# AIM
Quote each line of the material verbatim, without the pictures.

# EXERCISE MATERIAL
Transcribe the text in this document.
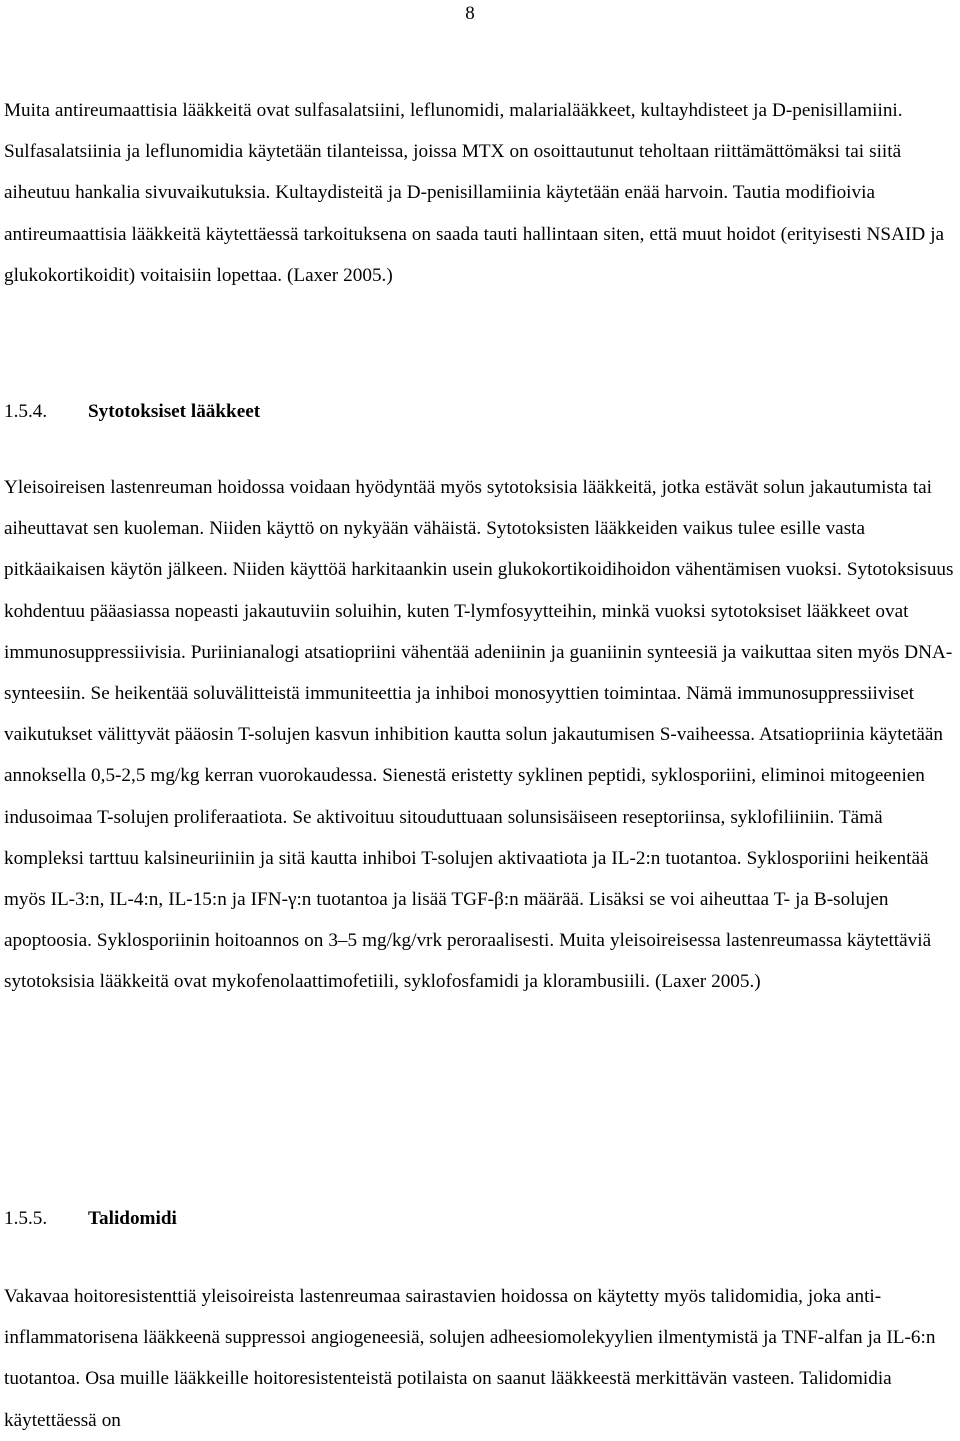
8

Muita antireumaattisia lääkkeitä ovat sulfasalatsiini, leflunomidi, malarialääkkeet, kultayhdisteet ja D-penisillamiini. Sulfasalatsiinia ja leflunomidia käytetään tilanteissa, joissa MTX on osoittautunut teholtaan riittämättömäksi tai siitä aiheutuu hankalia sivuvaikutuksia. Kultaydisteitä ja D-penisillamiinia käytetään enää harvoin. Tautia modifioivia antireumaattisia lääkkeitä käytettäessä tarkoituksena on saada tauti hallintaan siten, että muut hoidot (erityisesti NSAID ja glukokortikoidit) voitaisiin lopettaa. (Laxer 2005.)

1.5.4. Sytotoksiset lääkkeet

Yleisoireisen lastenreuman hoidossa voidaan hyödyntää myös sytotoksisia lääkkeitä, jotka estävät solun jakautumista tai aiheuttavat sen kuoleman. Niiden käyttö on nykyään vähäistä. Sytotoksisten lääkkeiden vaikus tulee esille vasta pitkäaikaisen käytön jälkeen. Niiden käyttöä harkitaankin usein glukokortikoidihoidon vähentämisen vuoksi. Sytotoksisuus kohdentuu pääasiassa nopeasti jakautuviin soluihin, kuten T-lymfosyytteihin, minkä vuoksi sytotoksiset lääkkeet ovat immunosuppressiivisia. Puriinianalogi atsatiopriini vähentää adeniinin ja guaniinin synteesiä ja vaikuttaa siten myös DNA-synteesiin. Se heikentää soluvälitteistä immuniteettia ja inhiboi monosyyttien toimintaa. Nämä immunosuppressiiviset vaikutukset välittyvät pääosin T-solujen kasvun inhibition kautta solun jakautumisen S-vaiheessa. Atsatiopriinia käytetään annoksella 0,5-2,5 mg/kg kerran vuorokaudessa. Sienestä eristetty syklinen peptidi, syklosporiini, eliminoi mitogeenien indusoimaa T-solujen proliferaatiota. Se aktivoituu sitouduttuaan solunsisäiseen reseptoriinsa, syklofiliiniin. Tämä kompleksi tarttuu kalsineuriiniin ja sitä kautta inhiboi T-solujen aktivaatiota ja IL-2:n tuotantoa. Syklosporiini heikentää myös IL-3:n, IL-4:n, IL-15:n ja IFN-γ:n tuotantoa ja lisää TGF-β:n määrää. Lisäksi se voi aiheuttaa T- ja B-solujen apoptoosia. Syklosporiinin hoitoannos on 3–5 mg/kg/vrk peroraalisesti. Muita yleisoireisessa lastenreumassa käytettäviä sytotoksisia lääkkeitä ovat mykofenolaattimofetiili, syklofosfamidi ja klorambusiili. (Laxer 2005.)

1.5.5. Talidomidi

Vakavaa hoitoresistenttiä yleisoireista lastenreumaa sairastavien hoidossa on käytetty myös talidomidia, joka anti-inflammatorisena lääkkeenä suppressoi angiogeneesiä, solujen adheesiomolekyylien ilmentymistä ja TNF-alfan ja IL-6:n tuotantoa. Osa muille lääkkeille hoitoresistenteistä potilaista on saanut lääkkeestä merkittävän vasteen. Talidomidia käytettäessä on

# COMPLETED EXERCISE
Transcribe the text in this document.
8

Muita antireumaattisia lääkkeitä ovat sulfasalatsiini, leflunomidi, malarialääkkeet, kultayhdisteet ja D-penisillamiini. Sulfasalatsiinia ja leflunomidia käytetään tilanteissa, joissa MTX on osoittautunut teholtaan riittämättömäksi tai siitä aiheutuu hankalia sivuvaikutuksia. Kultaydisteitä ja D-penisillamiinia käytetään enää harvoin. Tautia modifioivia antireumaattisia lääkkeitä käytettäessä tarkoituksena on saada tauti hallintaan siten, että muut hoidot (erityisesti NSAID ja glukokortikoidit) voitaisiin lopettaa. (Laxer 2005.)

1.5.4. Sytotoksiset lääkkeet

Yleisoireisen lastenreuman hoidossa voidaan hyödyntää myös sytotoksisia lääkkeitä, jotka estävät solun jakautumista tai aiheuttavat sen kuoleman. Niiden käyttö on nykyään vähäistä. Sytotoksisten lääkkeiden vaikus tulee esille vasta pitkäaikaisen käytön jälkeen. Niiden käyttöä harkitaankin usein glukokortikoidihoidon vähentämisen vuoksi. Sytotoksisuus kohdentuu pääasiassa nopeasti jakautuviin soluihin, kuten T-lymfosyytteihin, minkä vuoksi sytotoksiset lääkkeet ovat immunosuppressiivisia. Puriinianalogi atsatiopriini vähentää adeniinin ja guaniinin synteesiä ja vaikuttaa siten myös DNA-synteesiin. Se heikentää soluvälitteistä immuniteettia ja inhiboi monosyyttien toimintaa. Nämä immunosuppressiiviset vaikutukset välittyvät pääosin T-solujen kasvun inhibition kautta solun jakautumisen S-vaiheessa. Atsatiopriinia käytetään annoksella 0,5-2,5 mg/kg kerran vuorokaudessa. Sienestä eristetty syklinen peptidi, syklosporiini, eliminoi mitogeenien indusoimaa T-solujen proliferaatiota. Se aktivoituu sitouduttuaan solunsisäiseen reseptoriinsa, syklofiliiniin. Tämä kompleksi tarttuu kalsineuriiniin ja sitä kautta inhiboi T-solujen aktivaatiota ja IL-2:n tuotantoa. Syklosporiini heikentää myös IL-3:n, IL-4:n, IL-15:n ja IFN-γ:n tuotantoa ja lisää TGF-β:n määrää. Lisäksi se voi aiheuttaa T- ja B-solujen apoptoosia. Syklosporiinin hoitoannos on 3–5 mg/kg/vrk peroraalisesti. Muita yleisoireisessa lastenreumassa käytettäviä sytotoksisia lääkkeitä ovat mykofenolaattimofetiili, syklofosfamidi ja klorambusiili. (Laxer 2005.)

1.5.5. Talidomidi

Vakavaa hoitoresistenttiä yleisoireista lastenreumaa sairastavien hoidossa on käytetty myös talidomidia, joka anti-inflammatorisena lääkkeenä suppressoi angiogeneesiä, solujen adheesiomolekyylien ilmentymistä ja TNF-alfan ja IL-6:n tuotantoa. Osa muille lääkkeille hoitoresistenteistä potilaista on saanut lääkkeestä merkittävän vasteen. Talidomidia käytettäessä on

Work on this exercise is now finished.